Task requirements:
The records below must be duplicated exactly, character for character.

Provided data:
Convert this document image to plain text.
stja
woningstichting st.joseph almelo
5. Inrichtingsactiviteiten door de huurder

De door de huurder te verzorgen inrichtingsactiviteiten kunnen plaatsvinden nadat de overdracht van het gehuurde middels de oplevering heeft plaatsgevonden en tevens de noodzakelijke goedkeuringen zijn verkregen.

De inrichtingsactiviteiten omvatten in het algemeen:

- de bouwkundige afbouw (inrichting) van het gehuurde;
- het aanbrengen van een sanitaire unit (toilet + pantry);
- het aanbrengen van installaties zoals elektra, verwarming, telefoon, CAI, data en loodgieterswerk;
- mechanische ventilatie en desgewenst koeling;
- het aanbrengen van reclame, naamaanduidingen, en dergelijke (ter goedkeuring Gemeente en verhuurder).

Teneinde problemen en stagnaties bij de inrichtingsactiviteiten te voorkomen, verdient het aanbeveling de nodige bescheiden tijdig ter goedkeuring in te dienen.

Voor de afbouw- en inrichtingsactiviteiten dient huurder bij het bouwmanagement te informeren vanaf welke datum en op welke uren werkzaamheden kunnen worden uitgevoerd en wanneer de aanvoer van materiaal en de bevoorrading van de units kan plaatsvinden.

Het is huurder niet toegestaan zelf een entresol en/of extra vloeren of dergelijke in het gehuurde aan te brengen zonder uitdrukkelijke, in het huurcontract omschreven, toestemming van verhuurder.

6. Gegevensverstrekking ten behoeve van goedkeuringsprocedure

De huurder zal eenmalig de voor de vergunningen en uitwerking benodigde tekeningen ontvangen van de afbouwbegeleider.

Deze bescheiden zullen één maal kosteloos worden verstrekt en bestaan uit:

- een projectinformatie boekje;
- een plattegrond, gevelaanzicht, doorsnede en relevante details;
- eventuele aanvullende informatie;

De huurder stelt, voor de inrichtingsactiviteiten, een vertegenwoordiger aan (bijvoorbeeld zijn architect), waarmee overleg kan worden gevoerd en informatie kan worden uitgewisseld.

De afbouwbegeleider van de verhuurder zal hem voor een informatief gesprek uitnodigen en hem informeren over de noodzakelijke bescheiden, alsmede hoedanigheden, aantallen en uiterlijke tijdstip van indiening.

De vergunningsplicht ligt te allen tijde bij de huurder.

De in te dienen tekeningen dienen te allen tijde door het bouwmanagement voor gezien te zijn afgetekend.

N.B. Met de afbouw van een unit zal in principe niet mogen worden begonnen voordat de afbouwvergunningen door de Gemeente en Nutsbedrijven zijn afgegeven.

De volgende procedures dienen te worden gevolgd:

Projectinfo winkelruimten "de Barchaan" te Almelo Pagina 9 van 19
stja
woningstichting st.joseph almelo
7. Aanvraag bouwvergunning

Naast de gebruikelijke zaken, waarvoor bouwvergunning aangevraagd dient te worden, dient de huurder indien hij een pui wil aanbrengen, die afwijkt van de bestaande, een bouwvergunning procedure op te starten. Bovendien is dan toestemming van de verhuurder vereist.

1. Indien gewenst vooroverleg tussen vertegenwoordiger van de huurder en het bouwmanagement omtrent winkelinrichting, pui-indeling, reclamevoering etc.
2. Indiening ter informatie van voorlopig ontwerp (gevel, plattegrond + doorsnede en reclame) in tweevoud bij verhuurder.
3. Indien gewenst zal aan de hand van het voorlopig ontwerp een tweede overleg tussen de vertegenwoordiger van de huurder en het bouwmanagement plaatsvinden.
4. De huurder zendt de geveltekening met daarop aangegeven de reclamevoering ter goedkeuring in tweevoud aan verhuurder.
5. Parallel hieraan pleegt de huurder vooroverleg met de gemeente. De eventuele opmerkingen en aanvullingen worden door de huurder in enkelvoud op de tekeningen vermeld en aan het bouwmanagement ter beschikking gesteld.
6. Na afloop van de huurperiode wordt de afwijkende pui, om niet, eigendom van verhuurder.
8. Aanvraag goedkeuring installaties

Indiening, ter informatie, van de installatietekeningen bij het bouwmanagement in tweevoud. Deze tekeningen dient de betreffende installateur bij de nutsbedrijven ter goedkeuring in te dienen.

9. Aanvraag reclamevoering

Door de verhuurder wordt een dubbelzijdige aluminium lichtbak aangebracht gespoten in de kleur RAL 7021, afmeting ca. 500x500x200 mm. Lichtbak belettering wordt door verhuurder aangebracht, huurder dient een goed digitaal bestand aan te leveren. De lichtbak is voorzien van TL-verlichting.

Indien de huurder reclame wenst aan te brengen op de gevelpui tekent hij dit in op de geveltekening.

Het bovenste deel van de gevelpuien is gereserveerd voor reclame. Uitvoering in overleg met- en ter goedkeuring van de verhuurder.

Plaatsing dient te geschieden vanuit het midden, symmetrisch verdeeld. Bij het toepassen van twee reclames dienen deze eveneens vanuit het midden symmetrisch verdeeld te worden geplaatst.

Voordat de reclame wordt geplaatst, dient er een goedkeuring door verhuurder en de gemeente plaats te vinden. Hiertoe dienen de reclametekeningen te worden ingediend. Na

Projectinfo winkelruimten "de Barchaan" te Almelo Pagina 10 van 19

Answer to this exercise:
Convert this document image to plain text.
stja
woningstichting st.joseph almelo
5. Inrichtingsactiviteiten door de huurder

De door de huurder te verzorgen inrichtingsactiviteiten kunnen plaatsvinden nadat de overdracht van het gehuurde middels de oplevering heeft plaatsgevonden en tevens de noodzakelijke goedkeuringen zijn verkregen.

De inrichtingsactiviteiten omvatten in het algemeen:

- de bouwkundige afbouw (inrichting) van het gehuurde;
- het aanbrengen van een sanitaire unit (toilet + pantry);
- het aanbrengen van installaties zoals elektra, verwarming, telefoon, CAI, data en loodgieterswerk;
- mechanische ventilatie en desgewenst koeling;
- het aanbrengen van reclame, naamaanduidingen, en dergelijke (ter goedkeuring Gemeente en verhuurder).

Teneinde problemen en stagnaties bij de inrichtingsactiviteiten te voorkomen, verdient het aanbeveling de nodige bescheiden tijdig ter goedkeuring in te dienen.

Voor de afbouw- en inrichtingsactiviteiten dient huurder bij het bouwmanagement te informeren vanaf welke datum en op welke uren werkzaamheden kunnen worden uitgevoerd en wanneer de aanvoer van materiaal en de bevoorrading van de units kan plaatsvinden.

Het is huurder niet toegestaan zelf een entresol en/of extra vloeren of dergelijke in het gehuurde aan te brengen zonder uitdrukkelijke, in het huurcontract omschreven, toestemming van verhuurder.

6. Gegevensverstrekking ten behoeve van goedkeuringsprocedure

De huurder zal eenmalig de voor de vergunningen en uitwerking benodigde tekeningen ontvangen van de afbouwbegeleider.

Deze bescheiden zullen één maal kosteloos worden verstrekt en bestaan uit:

- een projectinformatie boekje;
- een plattegrond, gevelaanzicht, doorsnede en relevante details;
- eventuele aanvullende informatie;

De huurder stelt, voor de inrichtingsactiviteiten, een vertegenwoordiger aan (bijvoorbeeld zijn architect), waarmee overleg kan worden gevoerd en informatie kan worden uitgewisseld.

De afbouwbegeleider van de verhuurder zal hem voor een informatief gesprek uitnodigen en hem informeren over de noodzakelijke bescheiden, alsmede hoedanigheden, aantallen en uiterlijke tijdstip van indiening.

De vergunningsplicht ligt te allen tijde bij de huurder.

De in te dienen tekeningen dienen te allen tijde door het bouwmanagement voor gezien te zijn afgetekend.

N.B. Met de afbouw van een unit zal in principe niet mogen worden begonnen voordat de afbouwvergunningen door de Gemeente en Nutsbedrijven zijn afgegeven.

De volgende procedures dienen te worden gevolgd:

Projectinfo winkelruimten "de Barchaan" te Almelo Pagina 9 van 19
stja
woningstichting st.joseph almelo
7. Aanvraag bouwvergunning

Naast de gebruikelijke zaken, waarvoor bouwvergunning aangevraagd dient te worden, dient de huurder indien hij een pui wil aanbrengen, die afwijkt van de bestaande, een bouwvergunning procedure op te starten. Bovendien is dan toestemming van de verhuurder vereist.

1. Indien gewenst vooroverleg tussen vertegenwoordiger van de huurder en het bouwmanagement omtrent winkelinrichting, pui-indeling, reclamevoering etc.
2. Indiening ter informatie van voorlopig ontwerp (gevel, plattegrond + doorsnede en reclame) in tweevoud bij verhuurder.
3. Indien gewenst zal aan de hand van het voorlopig ontwerp een tweede overleg tussen de vertegenwoordiger van de huurder en het bouwmanagement plaatsvinden.
4. De huurder zendt de geveltekening met daarop aangegeven de reclamevoering ter goedkeuring in tweevoud aan verhuurder.
5. Parallel hieraan pleegt de huurder vooroverleg met de gemeente. De eventuele opmerkingen en aanvullingen worden door de huurder in enkelvoud op de tekeningen vermeld en aan het bouwmanagement ter beschikking gesteld.
6. Na afloop van de huurperiode wordt de afwijkende pui, om niet, eigendom van verhuurder.
8. Aanvraag goedkeuring installaties

Indiening, ter informatie, van de installatietekeningen bij het bouwmanagement in tweevoud. Deze tekeningen dient de betreffende installateur bij de nutsbedrijven ter goedkeuring in te dienen.

9. Aanvraag reclamevoering

Door de verhuurder wordt een dubbelzijdige aluminium lichtbak aangebracht gespoten in de kleur RAL 7021, afmeting ca. 500x500x200 mm. Lichtbak belettering wordt door verhuurder aangebracht, huurder dient een goed digitaal bestand aan te leveren. De lichtbak is voorzien van TL-verlichting.

Indien de huurder reclame wenst aan te brengen op de gevelpui tekent hij dit in op de geveltekening.

Het bovenste deel van de gevelpuien is gereserveerd voor reclame. Uitvoering in overleg met- en ter goedkeuring van de verhuurder.

Plaatsing dient te geschieden vanuit het midden, symmetrisch verdeeld. Bij het toepassen van twee reclames dienen deze eveneens vanuit het midden symmetrisch verdeeld te worden geplaatst.

Voordat de reclame wordt geplaatst, dient er een goedkeuring door verhuurder en de gemeente plaats te vinden. Hiertoe dienen de reclametekeningen te worden ingediend. Na

Projectinfo winkelruimten "de Barchaan" te Almelo Pagina 10 van 19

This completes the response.